(Öri Infos) – Dans le cadre de la politique de lutte contre l’immigration clandestine érigée en priorité par le président Donald Trump, le Ghana a envoyé vers le Togo au moins six migrants venus de pays d’Afrique de l’Ouest, d’abord expulsés par les États-Unis, ont indiqué à l’AFP leurs avocats.
Onze personnes expulsées par les États-Unis et détenues au Ghana ont saisi la justice et attaquent le gouvernement ghanéen pour leur placement en détention sans procès ni accusation. Elles espéraient aussi empêcher un renvoi dans leur pays d’origine. Originaires du Nigeria (4 personnes), du Togo (3), du Mali (2), du Liberia (1) et de la Gambie (1), ces personnes ont été emmenées au Ghana au début du mois de septembre.
« Toutes demandaient l’asile aux États-Unis, et elles ont clairement indiqué qu’elles étaient confrontées à des persécutions que ce soit pour des raisons religieuses, politiques, et même en raison de leur orientation sexuelle », avait déclaré l’avocat Oliver Barker-Vormawor à l’AFP la semaine dernière. Mais devant la Haute cour du Ghana, il a affirmé qu’au moins six de ces onze personnes avaient été « expulsées » vers le Togo sans attendre la fin de l’examen du dossier.

| Consigne |
Résumez en deux phrases l'article ci-dessus sur les migrants expulsés par les États-Unis vers le Ghana.

| Données d'analyse de la mise en page de documents |
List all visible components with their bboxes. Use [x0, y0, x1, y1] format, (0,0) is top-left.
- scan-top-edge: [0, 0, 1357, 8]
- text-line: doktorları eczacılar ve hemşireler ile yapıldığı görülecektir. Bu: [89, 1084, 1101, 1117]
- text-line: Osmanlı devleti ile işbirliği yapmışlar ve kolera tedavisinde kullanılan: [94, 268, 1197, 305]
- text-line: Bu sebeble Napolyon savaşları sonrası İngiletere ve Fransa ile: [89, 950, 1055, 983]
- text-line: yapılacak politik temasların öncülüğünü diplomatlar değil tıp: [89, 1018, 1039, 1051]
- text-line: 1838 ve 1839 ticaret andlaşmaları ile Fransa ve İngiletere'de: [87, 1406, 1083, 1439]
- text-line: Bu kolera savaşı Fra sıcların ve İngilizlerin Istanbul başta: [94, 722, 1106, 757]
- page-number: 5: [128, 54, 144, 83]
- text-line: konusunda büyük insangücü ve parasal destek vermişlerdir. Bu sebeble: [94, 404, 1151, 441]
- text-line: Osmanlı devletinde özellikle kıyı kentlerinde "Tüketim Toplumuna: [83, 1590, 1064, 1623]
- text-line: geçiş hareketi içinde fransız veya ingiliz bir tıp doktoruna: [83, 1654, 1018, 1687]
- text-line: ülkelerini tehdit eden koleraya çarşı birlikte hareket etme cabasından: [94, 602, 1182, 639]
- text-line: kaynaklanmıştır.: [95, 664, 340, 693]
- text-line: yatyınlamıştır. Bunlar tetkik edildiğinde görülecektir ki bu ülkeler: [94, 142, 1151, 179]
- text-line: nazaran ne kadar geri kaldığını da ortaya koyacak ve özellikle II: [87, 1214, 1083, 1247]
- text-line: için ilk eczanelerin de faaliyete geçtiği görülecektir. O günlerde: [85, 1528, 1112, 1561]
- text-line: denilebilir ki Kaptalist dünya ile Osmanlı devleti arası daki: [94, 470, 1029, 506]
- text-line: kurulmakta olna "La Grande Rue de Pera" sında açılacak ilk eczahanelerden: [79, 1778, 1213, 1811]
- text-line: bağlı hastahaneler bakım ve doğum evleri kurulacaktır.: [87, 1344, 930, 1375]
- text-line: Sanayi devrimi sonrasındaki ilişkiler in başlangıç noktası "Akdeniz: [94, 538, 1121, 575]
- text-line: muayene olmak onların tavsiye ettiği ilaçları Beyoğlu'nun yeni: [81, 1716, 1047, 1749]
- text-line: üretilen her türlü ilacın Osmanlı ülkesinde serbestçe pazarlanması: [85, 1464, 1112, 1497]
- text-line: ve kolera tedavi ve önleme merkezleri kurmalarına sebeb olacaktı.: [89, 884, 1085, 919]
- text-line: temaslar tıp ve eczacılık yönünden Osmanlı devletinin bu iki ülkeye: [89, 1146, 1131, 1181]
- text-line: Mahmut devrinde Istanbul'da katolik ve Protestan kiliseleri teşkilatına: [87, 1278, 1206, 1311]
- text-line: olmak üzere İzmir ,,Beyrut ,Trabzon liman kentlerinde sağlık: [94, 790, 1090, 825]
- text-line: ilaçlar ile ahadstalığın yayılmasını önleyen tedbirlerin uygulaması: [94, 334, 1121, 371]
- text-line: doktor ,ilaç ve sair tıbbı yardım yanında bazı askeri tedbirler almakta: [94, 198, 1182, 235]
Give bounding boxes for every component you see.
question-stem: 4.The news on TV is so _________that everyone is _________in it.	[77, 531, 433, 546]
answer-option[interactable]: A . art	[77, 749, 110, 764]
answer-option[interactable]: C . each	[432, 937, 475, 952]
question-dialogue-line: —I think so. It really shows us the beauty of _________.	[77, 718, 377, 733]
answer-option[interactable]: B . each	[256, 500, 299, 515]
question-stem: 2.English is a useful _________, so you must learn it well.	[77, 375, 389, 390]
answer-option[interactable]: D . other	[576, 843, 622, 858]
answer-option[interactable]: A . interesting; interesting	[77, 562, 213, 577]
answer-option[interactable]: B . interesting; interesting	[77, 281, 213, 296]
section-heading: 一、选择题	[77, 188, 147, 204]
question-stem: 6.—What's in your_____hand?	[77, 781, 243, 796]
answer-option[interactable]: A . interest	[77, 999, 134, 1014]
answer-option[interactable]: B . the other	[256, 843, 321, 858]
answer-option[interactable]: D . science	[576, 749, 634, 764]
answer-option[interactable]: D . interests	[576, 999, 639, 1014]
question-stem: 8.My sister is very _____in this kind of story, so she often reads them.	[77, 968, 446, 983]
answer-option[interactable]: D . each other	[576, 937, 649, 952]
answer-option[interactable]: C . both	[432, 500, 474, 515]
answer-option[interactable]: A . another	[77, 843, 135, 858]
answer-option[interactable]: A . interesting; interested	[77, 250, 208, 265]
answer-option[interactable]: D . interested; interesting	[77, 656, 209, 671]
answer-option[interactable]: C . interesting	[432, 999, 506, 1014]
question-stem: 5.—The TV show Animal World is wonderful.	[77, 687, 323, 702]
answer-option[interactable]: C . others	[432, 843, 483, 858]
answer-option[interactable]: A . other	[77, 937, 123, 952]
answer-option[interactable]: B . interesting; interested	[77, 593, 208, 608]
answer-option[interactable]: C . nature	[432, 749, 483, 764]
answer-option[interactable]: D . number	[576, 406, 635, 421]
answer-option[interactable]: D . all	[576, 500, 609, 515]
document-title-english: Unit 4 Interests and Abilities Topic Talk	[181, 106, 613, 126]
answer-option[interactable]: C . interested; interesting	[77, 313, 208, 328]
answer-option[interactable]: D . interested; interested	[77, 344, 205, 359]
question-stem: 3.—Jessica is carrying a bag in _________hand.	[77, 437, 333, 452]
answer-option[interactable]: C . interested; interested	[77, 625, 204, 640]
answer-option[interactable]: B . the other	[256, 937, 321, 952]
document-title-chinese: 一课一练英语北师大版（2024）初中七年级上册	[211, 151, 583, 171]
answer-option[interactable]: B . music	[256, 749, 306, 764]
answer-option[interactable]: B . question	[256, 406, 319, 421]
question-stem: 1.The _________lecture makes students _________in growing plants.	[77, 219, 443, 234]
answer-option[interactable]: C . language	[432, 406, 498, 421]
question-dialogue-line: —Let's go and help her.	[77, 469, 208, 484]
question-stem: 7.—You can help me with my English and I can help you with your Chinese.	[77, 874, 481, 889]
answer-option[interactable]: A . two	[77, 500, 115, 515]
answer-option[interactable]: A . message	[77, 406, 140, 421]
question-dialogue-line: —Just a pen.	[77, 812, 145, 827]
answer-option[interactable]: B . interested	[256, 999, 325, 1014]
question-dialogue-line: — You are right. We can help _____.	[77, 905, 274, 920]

| Corrigé |
Onze personnes originaires d'Afrique de l'Ouest, expulsées par les États-Unis et détenues au Ghana, ont saisi la justice contre le gouvernement ghanéen pour leur détention sans procès ni accusation. Selon leur avocat, au moins six d'entre elles ont été expulsées vers le Togo sans attendre la fin de l'examen de leur dossier.